Your objective
Review the material and extract every line in which the word "name" occurs.

Extracted entries
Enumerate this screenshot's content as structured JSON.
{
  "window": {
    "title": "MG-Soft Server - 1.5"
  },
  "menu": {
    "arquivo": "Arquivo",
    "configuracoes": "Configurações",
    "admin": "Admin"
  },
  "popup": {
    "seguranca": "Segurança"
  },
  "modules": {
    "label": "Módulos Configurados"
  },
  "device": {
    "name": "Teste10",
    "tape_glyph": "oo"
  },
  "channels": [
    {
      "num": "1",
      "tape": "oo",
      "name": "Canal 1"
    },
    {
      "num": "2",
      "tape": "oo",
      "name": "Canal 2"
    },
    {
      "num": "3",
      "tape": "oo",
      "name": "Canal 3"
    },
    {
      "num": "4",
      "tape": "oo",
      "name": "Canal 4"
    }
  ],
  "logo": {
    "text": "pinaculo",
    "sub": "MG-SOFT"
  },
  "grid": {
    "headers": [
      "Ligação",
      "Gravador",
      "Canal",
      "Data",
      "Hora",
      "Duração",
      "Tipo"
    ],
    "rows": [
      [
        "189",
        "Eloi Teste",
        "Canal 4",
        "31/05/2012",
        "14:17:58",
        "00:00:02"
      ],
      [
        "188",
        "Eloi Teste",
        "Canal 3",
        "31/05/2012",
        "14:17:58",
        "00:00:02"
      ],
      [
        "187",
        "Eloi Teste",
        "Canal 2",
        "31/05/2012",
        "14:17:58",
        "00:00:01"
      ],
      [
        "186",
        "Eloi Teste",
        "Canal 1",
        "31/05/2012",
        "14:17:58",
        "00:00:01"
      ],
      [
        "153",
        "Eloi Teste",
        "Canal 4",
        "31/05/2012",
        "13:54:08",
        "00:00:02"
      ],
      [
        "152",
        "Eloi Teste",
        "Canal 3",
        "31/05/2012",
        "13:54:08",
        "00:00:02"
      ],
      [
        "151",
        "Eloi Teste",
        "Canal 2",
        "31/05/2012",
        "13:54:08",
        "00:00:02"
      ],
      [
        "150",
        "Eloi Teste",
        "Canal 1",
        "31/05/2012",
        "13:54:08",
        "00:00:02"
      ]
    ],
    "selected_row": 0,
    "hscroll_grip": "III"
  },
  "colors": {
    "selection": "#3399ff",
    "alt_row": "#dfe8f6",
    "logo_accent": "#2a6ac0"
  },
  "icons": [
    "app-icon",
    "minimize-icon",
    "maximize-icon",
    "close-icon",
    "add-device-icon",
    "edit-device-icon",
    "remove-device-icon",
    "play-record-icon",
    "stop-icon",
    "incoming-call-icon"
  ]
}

Answer for this exercise
    "name": "Teste10",
      "name": "Canal 1"
      "name": "Canal 2"
      "name": "Canal 3"
      "name": "Canal 4"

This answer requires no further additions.